Short exercise: In the entries that follow, how many lines contain the word "叙述正确"? Answer with the number only.

Source material:
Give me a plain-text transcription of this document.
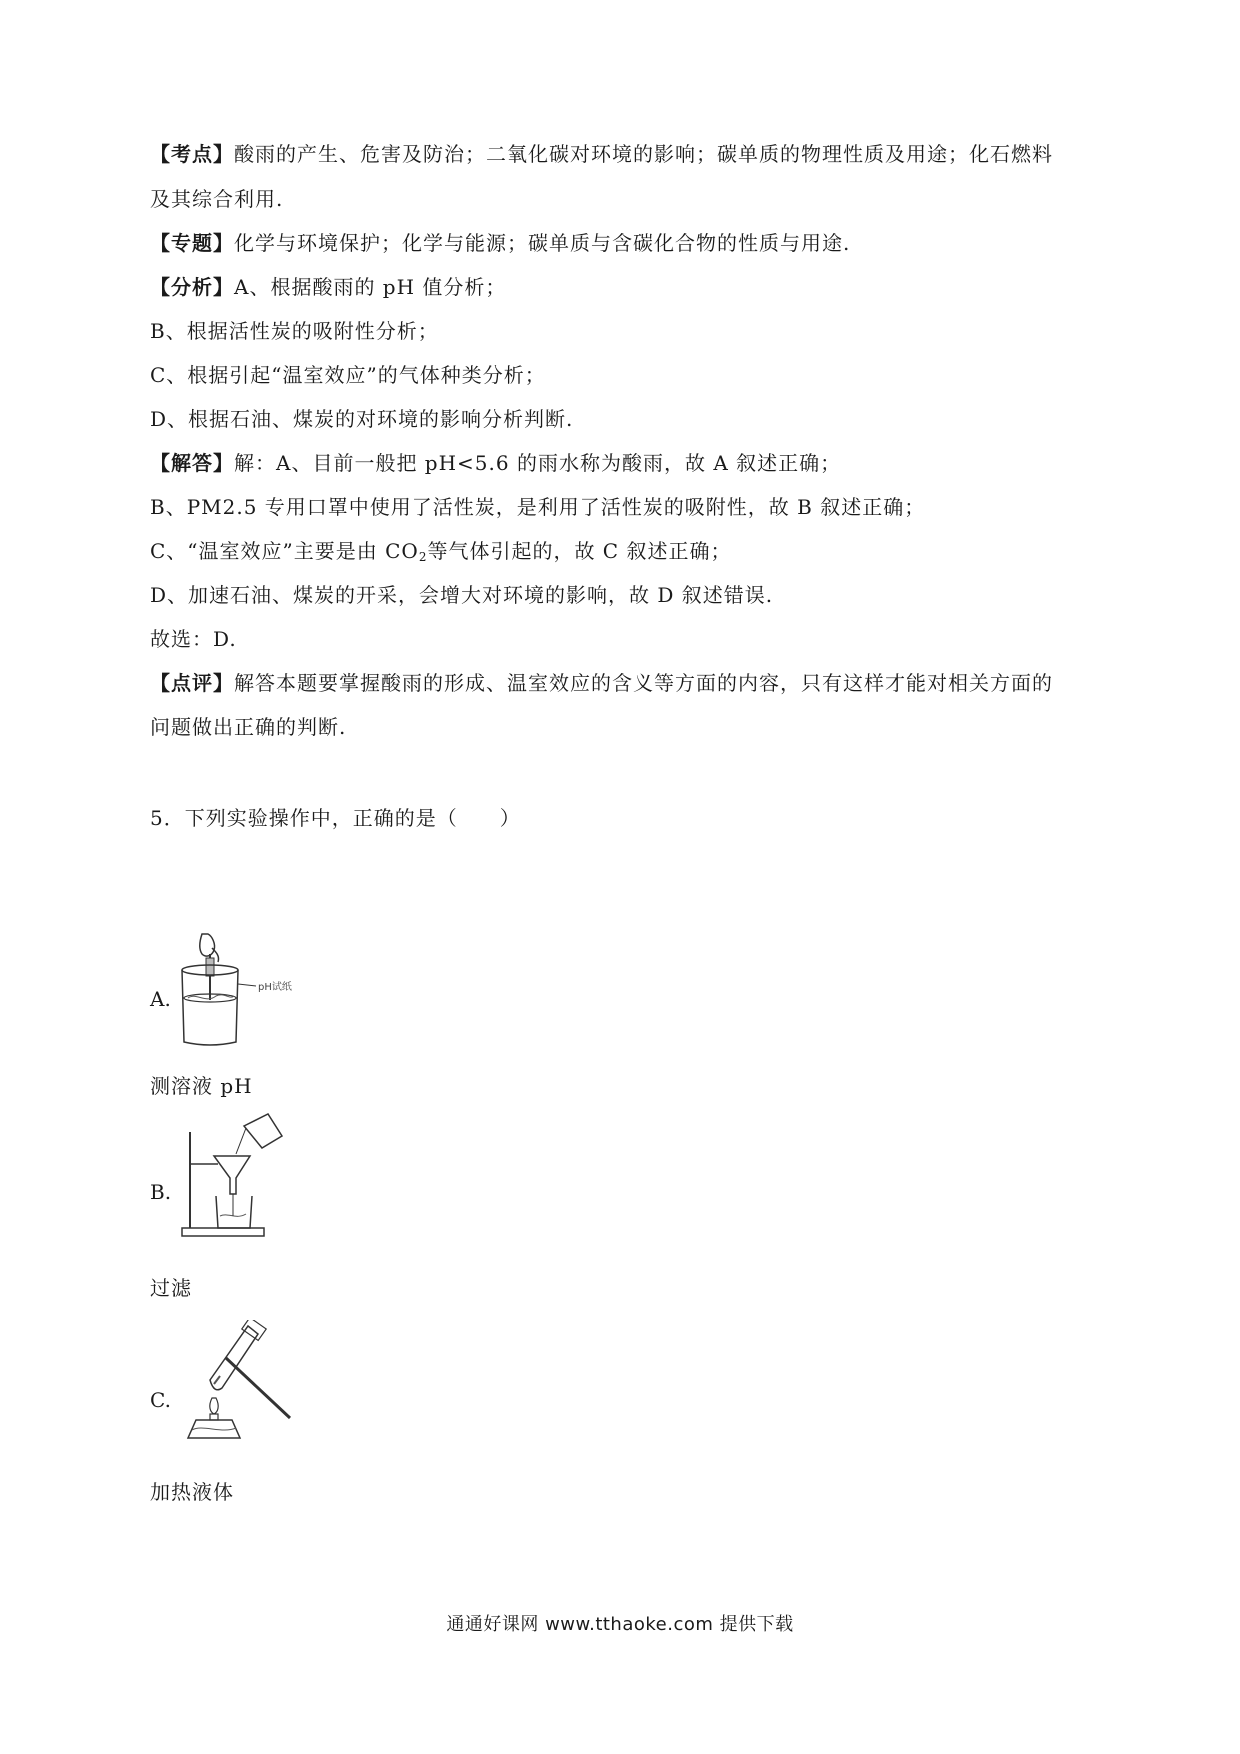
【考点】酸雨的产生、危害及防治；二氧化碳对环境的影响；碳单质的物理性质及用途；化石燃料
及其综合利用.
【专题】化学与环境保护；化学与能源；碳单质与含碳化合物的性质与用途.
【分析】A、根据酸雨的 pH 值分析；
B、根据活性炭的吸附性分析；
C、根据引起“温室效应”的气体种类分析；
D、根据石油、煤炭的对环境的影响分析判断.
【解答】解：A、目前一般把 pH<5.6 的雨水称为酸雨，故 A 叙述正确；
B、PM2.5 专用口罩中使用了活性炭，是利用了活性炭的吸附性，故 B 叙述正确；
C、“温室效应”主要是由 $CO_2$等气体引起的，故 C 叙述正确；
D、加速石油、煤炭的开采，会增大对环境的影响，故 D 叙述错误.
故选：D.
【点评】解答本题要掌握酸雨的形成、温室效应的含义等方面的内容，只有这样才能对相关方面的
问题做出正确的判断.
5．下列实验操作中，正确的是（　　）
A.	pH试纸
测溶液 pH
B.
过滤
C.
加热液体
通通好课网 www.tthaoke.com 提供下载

Complete output: 3